__GIVEN EXERCISE__:
Can you output the records below exactly as they are written?

__MATERIAL SHOWN__:
═══

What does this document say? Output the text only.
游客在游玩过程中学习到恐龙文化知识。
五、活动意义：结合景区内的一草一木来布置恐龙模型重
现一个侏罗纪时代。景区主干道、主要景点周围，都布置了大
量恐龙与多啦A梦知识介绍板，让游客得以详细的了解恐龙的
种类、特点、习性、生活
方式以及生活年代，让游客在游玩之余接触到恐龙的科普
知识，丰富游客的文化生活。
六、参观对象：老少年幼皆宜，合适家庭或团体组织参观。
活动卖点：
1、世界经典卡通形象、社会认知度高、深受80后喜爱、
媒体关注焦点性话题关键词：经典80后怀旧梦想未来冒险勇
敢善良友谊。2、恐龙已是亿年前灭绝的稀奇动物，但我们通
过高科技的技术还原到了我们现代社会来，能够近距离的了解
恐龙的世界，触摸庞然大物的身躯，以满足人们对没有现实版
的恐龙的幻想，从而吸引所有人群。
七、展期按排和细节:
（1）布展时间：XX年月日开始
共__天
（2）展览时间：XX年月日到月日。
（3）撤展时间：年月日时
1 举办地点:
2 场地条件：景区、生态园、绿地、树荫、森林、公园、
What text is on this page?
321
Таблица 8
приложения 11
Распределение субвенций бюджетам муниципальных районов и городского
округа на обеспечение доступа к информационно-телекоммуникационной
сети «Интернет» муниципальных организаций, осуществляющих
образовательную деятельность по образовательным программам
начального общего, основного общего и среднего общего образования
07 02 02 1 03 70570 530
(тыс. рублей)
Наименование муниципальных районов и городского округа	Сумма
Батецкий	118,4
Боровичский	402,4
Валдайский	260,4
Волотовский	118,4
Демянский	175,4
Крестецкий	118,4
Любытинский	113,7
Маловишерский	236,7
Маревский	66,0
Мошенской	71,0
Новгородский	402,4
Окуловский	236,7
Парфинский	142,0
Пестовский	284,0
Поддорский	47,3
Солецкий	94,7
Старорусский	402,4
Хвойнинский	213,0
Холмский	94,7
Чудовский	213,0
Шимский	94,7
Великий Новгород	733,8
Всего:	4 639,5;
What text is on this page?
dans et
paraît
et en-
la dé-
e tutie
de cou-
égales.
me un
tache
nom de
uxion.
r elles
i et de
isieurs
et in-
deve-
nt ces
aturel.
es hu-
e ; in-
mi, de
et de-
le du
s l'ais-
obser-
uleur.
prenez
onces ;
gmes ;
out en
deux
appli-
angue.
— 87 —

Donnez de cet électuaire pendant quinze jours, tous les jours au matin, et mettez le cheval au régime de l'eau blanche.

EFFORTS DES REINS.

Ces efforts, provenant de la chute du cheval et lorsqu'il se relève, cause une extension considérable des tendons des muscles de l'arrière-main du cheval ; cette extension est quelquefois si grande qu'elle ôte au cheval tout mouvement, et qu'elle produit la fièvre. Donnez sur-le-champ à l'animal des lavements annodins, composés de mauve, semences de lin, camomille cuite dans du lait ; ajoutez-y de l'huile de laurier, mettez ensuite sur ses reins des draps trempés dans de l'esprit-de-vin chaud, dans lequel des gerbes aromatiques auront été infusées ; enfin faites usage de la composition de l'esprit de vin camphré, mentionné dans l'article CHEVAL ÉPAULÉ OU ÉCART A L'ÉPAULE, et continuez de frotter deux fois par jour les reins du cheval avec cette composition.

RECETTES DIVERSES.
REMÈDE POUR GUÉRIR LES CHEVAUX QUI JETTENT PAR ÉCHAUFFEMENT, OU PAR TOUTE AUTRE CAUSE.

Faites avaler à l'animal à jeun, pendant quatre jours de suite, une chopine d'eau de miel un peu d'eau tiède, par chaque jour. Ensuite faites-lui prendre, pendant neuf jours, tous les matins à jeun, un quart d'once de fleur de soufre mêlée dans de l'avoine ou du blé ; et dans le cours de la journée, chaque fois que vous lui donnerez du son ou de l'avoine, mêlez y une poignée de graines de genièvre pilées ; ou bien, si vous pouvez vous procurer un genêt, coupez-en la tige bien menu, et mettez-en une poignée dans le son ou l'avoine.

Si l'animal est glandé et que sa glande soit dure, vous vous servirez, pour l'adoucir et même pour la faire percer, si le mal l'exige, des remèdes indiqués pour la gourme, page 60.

═══

__RESPONSE TO THE TASK__:
What does this document say? Output the text only.
游客在游玩过程中学习到恐龙文化知识。
五、活动意义：结合景区内的一草一木来布置恐龙模型重
现一个侏罗纪时代。景区主干道、主要景点周围，都布置了大
量恐龙与多啦A梦知识介绍板，让游客得以详细的了解恐龙的
种类、特点、习性、生活
方式以及生活年代，让游客在游玩之余接触到恐龙的科普
知识，丰富游客的文化生活。
六、参观对象：老少年幼皆宜，合适家庭或团体组织参观。
活动卖点：
1、世界经典卡通形象、社会认知度高、深受80后喜爱、
媒体关注焦点性话题关键词：经典80后怀旧梦想未来冒险勇
敢善良友谊。2、恐龙已是亿年前灭绝的稀奇动物，但我们通
过高科技的技术还原到了我们现代社会来，能够近距离的了解
恐龙的世界，触摸庞然大物的身躯，以满足人们对没有现实版
的恐龙的幻想，从而吸引所有人群。
七、展期按排和细节:
（1）布展时间：XX年月日开始
共__天
（2）展览时间：XX年月日到月日。
（3）撤展时间：年月日时
1 举办地点:
2 场地条件：景区、生态园、绿地、树荫、森林、公园、
What text is on this page?
321
Таблица 8
приложения 11
Распределение субвенций бюджетам муниципальных районов и городского
округа на обеспечение доступа к информационно-телекоммуникационной
сети «Интернет» муниципальных организаций, осуществляющих
образовательную деятельность по образовательным программам
начального общего, основного общего и среднего общего образования
07 02 02 1 03 70570 530
(тыс. рублей)
Наименование муниципальных районов и городского округа	Сумма
Батецкий	118,4
Боровичский	402,4
Валдайский	260,4
Волотовский	118,4
Демянский	175,4
Крестецкий	118,4
Любытинский	113,7
Маловишерский	236,7
Маревский	66,0
Мошенской	71,0
Новгородский	402,4
Окуловский	236,7
Парфинский	142,0
Пестовский	284,0
Поддорский	47,3
Солецкий	94,7
Старорусский	402,4
Хвойнинский	213,0
Холмский	94,7
Чудовский	213,0
Шимский	94,7
Великий Новгород	733,8
Всего:	4 639,5;
What text is on this page?
dans et
paraît
et en-
la dé-
e tutie
de cou-
égales.
me un
tache
nom de
uxion.
r elles
i et de
isieurs
et in-
deve-
nt ces
aturel.
es hu-
e ; in-
mi, de
et de-
le du
s l'ais-
obser-
uleur.
prenez
onces ;
gmes ;
out en
deux
appli-
angue.
— 87 —

Donnez de cet électuaire pendant quinze jours, tous les jours au matin, et mettez le cheval au régime de l'eau blanche.

EFFORTS DES REINS.

Ces efforts, provenant de la chute du cheval et lorsqu'il se relève, cause une extension considérable des tendons des muscles de l'arrière-main du cheval ; cette extension est quelquefois si grande qu'elle ôte au cheval tout mouvement, et qu'elle produit la fièvre. Donnez sur-le-champ à l'animal des lavements annodins, composés de mauve, semences de lin, camomille cuite dans du lait ; ajoutez-y de l'huile de laurier, mettez ensuite sur ses reins des draps trempés dans de l'esprit-de-vin chaud, dans lequel des gerbes aromatiques auront été infusées ; enfin faites usage de la composition de l'esprit de vin camphré, mentionné dans l'article CHEVAL ÉPAULÉ OU ÉCART A L'ÉPAULE, et continuez de frotter deux fois par jour les reins du cheval avec cette composition.

RECETTES DIVERSES.
REMÈDE POUR GUÉRIR LES CHEVAUX QUI JETTENT PAR ÉCHAUFFEMENT, OU PAR TOUTE AUTRE CAUSE.

Faites avaler à l'animal à jeun, pendant quatre jours de suite, une chopine d'eau de miel un peu d'eau tiède, par chaque jour. Ensuite faites-lui prendre, pendant neuf jours, tous les matins à jeun, un quart d'once de fleur de soufre mêlée dans de l'avoine ou du blé ; et dans le cours de la journée, chaque fois que vous lui donnerez du son ou de l'avoine, mêlez y une poignée de graines de genièvre pilées ; ou bien, si vous pouvez vous procurer un genêt, coupez-en la tige bien menu, et mettez-en une poignée dans le son ou l'avoine.

Si l'animal est glandé et que sa glande soit dure, vous vous servirez, pour l'adoucir et même pour la faire percer, si le mal l'exige, des remèdes indiqués pour la gourme, page 60.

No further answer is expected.